**Problem requirements:**
Skip all pictures, then print the remaining material exactly.

______

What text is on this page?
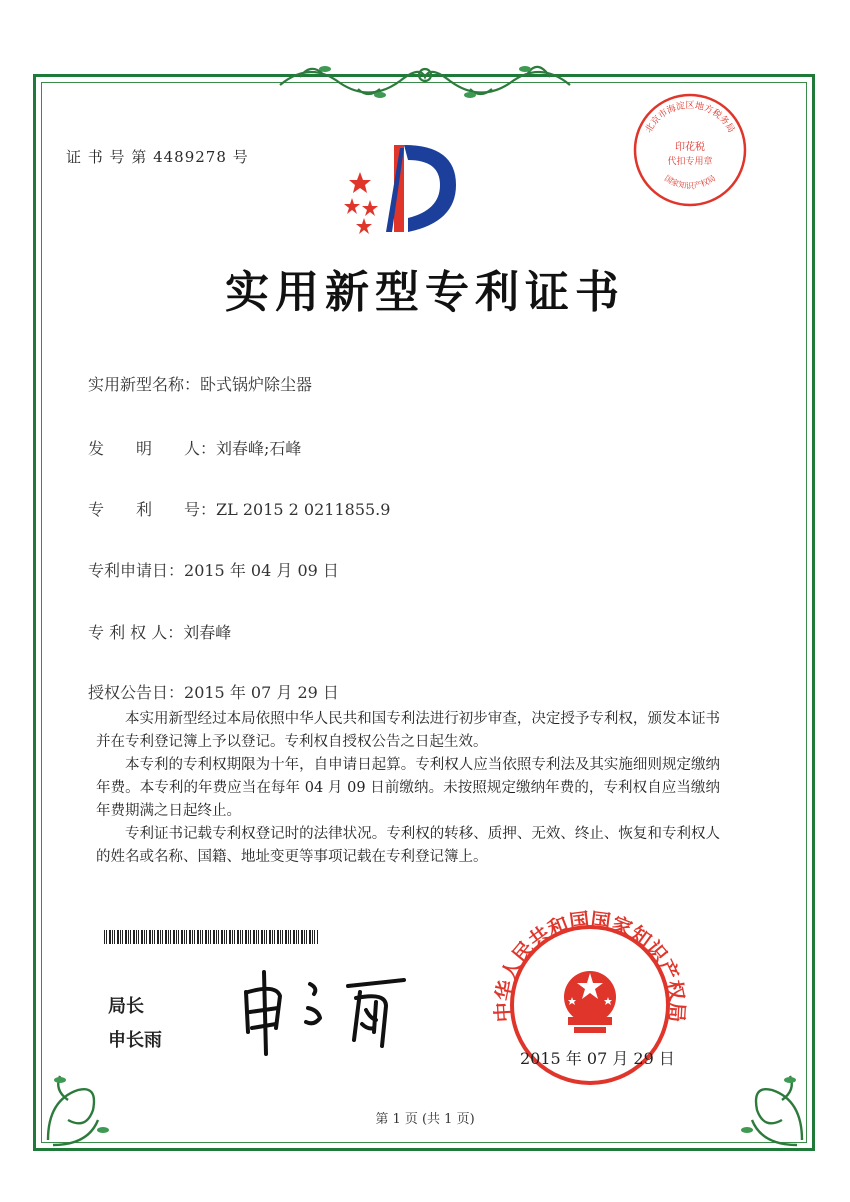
证 书 号 第 4489278 号
北京市海淀区地方税务局
国家知识产权局
印花税
代扣专用章
实用新型专利证书
实用新型名称：卧式锅炉除尘器
发　　明　　人：刘春峰;石峰
专　　利　　号：ZL 2015 2 0211855.9
专利申请日：2015 年 04 月 09 日
专 利 权 人：刘春峰
授权公告日：2015 年 07 月 29 日

本实用新型经过本局依照中华人民共和国专利法进行初步审查，决定授予专利权，颁发本证书并在专利登记簿上予以登记。专利权自授权公告之日起生效。

本专利的专利权期限为十年，自申请日起算。专利权人应当依照专利法及其实施细则规定缴纳年费。本专利的年费应当在每年 04 月 09 日前缴纳。未按照规定缴纳年费的，专利权自应当缴纳年费期满之日起终止。

专利证书记载专利权登记时的法律状况。专利权的转移、质押、无效、终止、恢复和专利权人的姓名或名称、国籍、地址变更等事项记载在专利登记簿上。

局长
申长雨
中华人民共和国国家知识产权局
2015 年 07 月 29 日
第 1 页 (共 1 页)
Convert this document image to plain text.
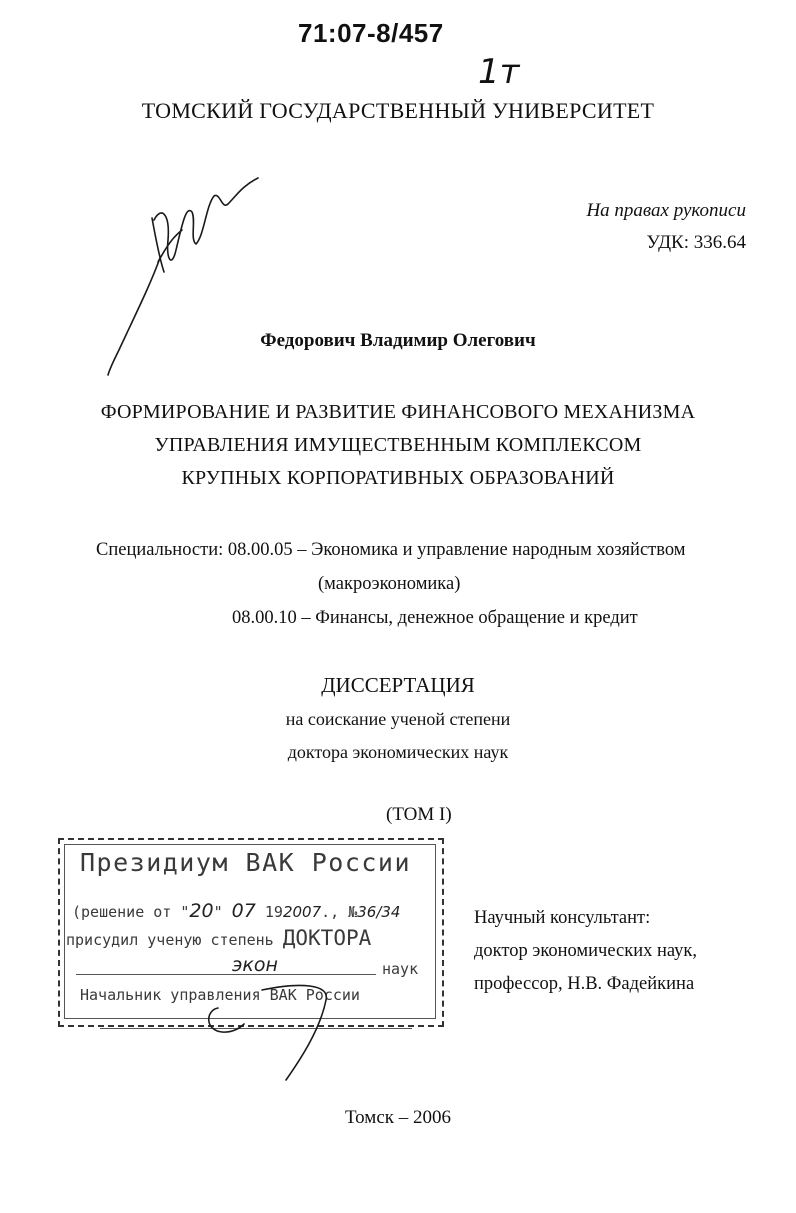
71:07-8/457
1т
ТОМСКИЙ ГОСУДАРСТВЕННЫЙ УНИВЕРСИТЕТ
На правах рукописи
УДК: 336.64
Федорович Владимир Олегович
ФОРМИРОВАНИЕ И РАЗВИТИЕ ФИНАНСОВОГО МЕХАНИЗМА
УПРАВЛЕНИЯ ИМУЩЕСТВЕННЫМ КОМПЛЕКСОМ
КРУПНЫХ КОРПОРАТИВНЫХ ОБРАЗОВАНИЙ
Специальности: 08.00.05 – Экономика и управление народным хозяйством
(макроэкономика)
08.00.10 – Финансы, денежное обращение и кредит
ДИССЕРТАЦИЯ
на соискание ученой степени
доктора экономических наук
(ТОМ I)
Президиум ВАК России
(решение от "20" 07 192007., №36/34
присудил ученую степень ДОКТОРА
экон	наук
Начальник управления ВАК России
Научный консультант:
доктор экономических наук,
профессор, Н.В. Фадейкина
Томск – 2006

______

**Solution for this exercise:**
What text is on this page?
证 书 号 第 4489278 号
北京市海淀区地方税务局
国家知识产权局
印花税
代扣专用章
实用新型专利证书
实用新型名称：卧式锅炉除尘器
发　　明　　人：刘春峰;石峰
专　　利　　号：ZL 2015 2 0211855.9
专利申请日：2015 年 04 月 09 日
专 利 权 人：刘春峰
授权公告日：2015 年 07 月 29 日

本实用新型经过本局依照中华人民共和国专利法进行初步审查，决定授予专利权，颁发本证书并在专利登记簿上予以登记。专利权自授权公告之日起生效。

本专利的专利权期限为十年，自申请日起算。专利权人应当依照专利法及其实施细则规定缴纳年费。本专利的年费应当在每年 04 月 09 日前缴纳。未按照规定缴纳年费的，专利权自应当缴纳年费期满之日起终止。

专利证书记载专利权登记时的法律状况。专利权的转移、质押、无效、终止、恢复和专利权人的姓名或名称、国籍、地址变更等事项记载在专利登记簿上。

局长
申长雨
中华人民共和国国家知识产权局
2015 年 07 月 29 日
第 1 页 (共 1 页)
Convert this document image to plain text.
71:07-8/457
1т
ТОМСКИЙ ГОСУДАРСТВЕННЫЙ УНИВЕРСИТЕТ
На правах рукописи
УДК: 336.64
Федорович Владимир Олегович
ФОРМИРОВАНИЕ И РАЗВИТИЕ ФИНАНСОВОГО МЕХАНИЗМА
УПРАВЛЕНИЯ ИМУЩЕСТВЕННЫМ КОМПЛЕКСОМ
КРУПНЫХ КОРПОРАТИВНЫХ ОБРАЗОВАНИЙ
Специальности: 08.00.05 – Экономика и управление народным хозяйством
(макроэкономика)
08.00.10 – Финансы, денежное обращение и кредит
ДИССЕРТАЦИЯ
на соискание ученой степени
доктора экономических наук
(ТОМ I)
Президиум ВАК России
(решение от "20" 07 192007., №36/34
присудил ученую степень ДОКТОРА
экон	наук
Начальник управления ВАК России
Научный консультант:
доктор экономических наук,
профессор, Н.В. Фадейкина
Томск – 2006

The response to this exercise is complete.